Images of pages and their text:
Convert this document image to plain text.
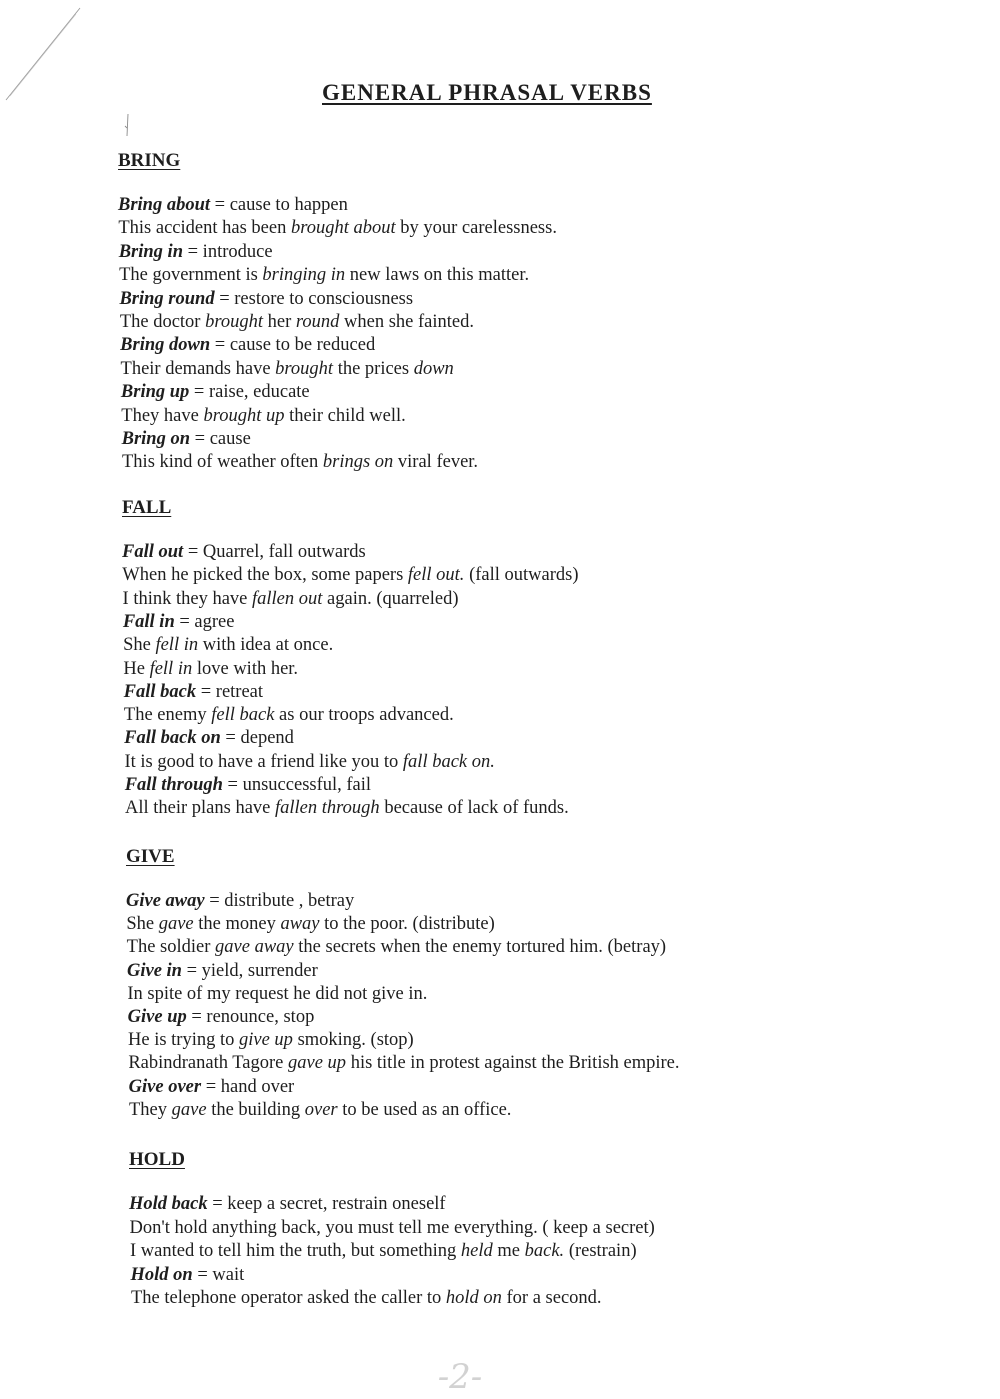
GENERAL PHRASAL VERBS
BRING
Bring about = cause to happen
This accident has been brought about by your carelessness.
Bring in = introduce
The government is bringing in new laws on this matter.
Bring round = restore to consciousness
The doctor brought her round when she fainted.
Bring down = cause to be reduced
Their demands have brought the prices down
Bring up = raise, educate
They have brought up their child well.
Bring on = cause
This kind of weather often brings on viral fever.
FALL
Fall out = Quarrel, fall outwards
When he picked the box, some papers fell out. (fall outwards)
I think they have fallen out again. (quarreled)
Fall in = agree
She fell in with idea at once.
He fell in love with her.
Fall back = retreat
The enemy fell back as our troops advanced.
Fall back on = depend
It is good to have a friend like you to fall back on.
Fall through = unsuccessful, fail
All their plans have fallen through because of lack of funds.
GIVE
Give away = distribute , betray
She gave the money away to the poor. (distribute)
The soldier gave away the secrets when the enemy tortured him. (betray)
Give in = yield, surrender
In spite of my request he did not give in.
Give up = renounce, stop
He is trying to give up smoking. (stop)
Rabindranath Tagore gave up his title in protest against the British empire.
Give over = hand over
They gave the building over to be used as an office.
HOLD
Hold back = keep a secret, restrain oneself
Don't hold anything back, you must tell me everything. ( keep a secret)
I wanted to tell him the truth, but something held me back. (restrain)
Hold on = wait
The telephone operator asked the caller to hold on for a second.
-2-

# Exercise
All of the data above should be quoted exactly, except for the pictures.

# Output of the task
Convert this document image to plain text.
GENERAL PHRASAL VERBS
BRING
Bring about = cause to happen
This accident has been brought about by your carelessness.
Bring in = introduce
The government is bringing in new laws on this matter.
Bring round = restore to consciousness
The doctor brought her round when she fainted.
Bring down = cause to be reduced
Their demands have brought the prices down
Bring up = raise, educate
They have brought up their child well.
Bring on = cause
This kind of weather often brings on viral fever.
FALL
Fall out = Quarrel, fall outwards
When he picked the box, some papers fell out. (fall outwards)
I think they have fallen out again. (quarreled)
Fall in = agree
She fell in with idea at once.
He fell in love with her.
Fall back = retreat
The enemy fell back as our troops advanced.
Fall back on = depend
It is good to have a friend like you to fall back on.
Fall through = unsuccessful, fail
All their plans have fallen through because of lack of funds.
GIVE
Give away = distribute , betray
She gave the money away to the poor. (distribute)
The soldier gave away the secrets when the enemy tortured him. (betray)
Give in = yield, surrender
In spite of my request he did not give in.
Give up = renounce, stop
He is trying to give up smoking. (stop)
Rabindranath Tagore gave up his title in protest against the British empire.
Give over = hand over
They gave the building over to be used as an office.
HOLD
Hold back = keep a secret, restrain oneself
Don't hold anything back, you must tell me everything. ( keep a secret)
I wanted to tell him the truth, but something held me back. (restrain)
Hold on = wait
The telephone operator asked the caller to hold on for a second.
-2-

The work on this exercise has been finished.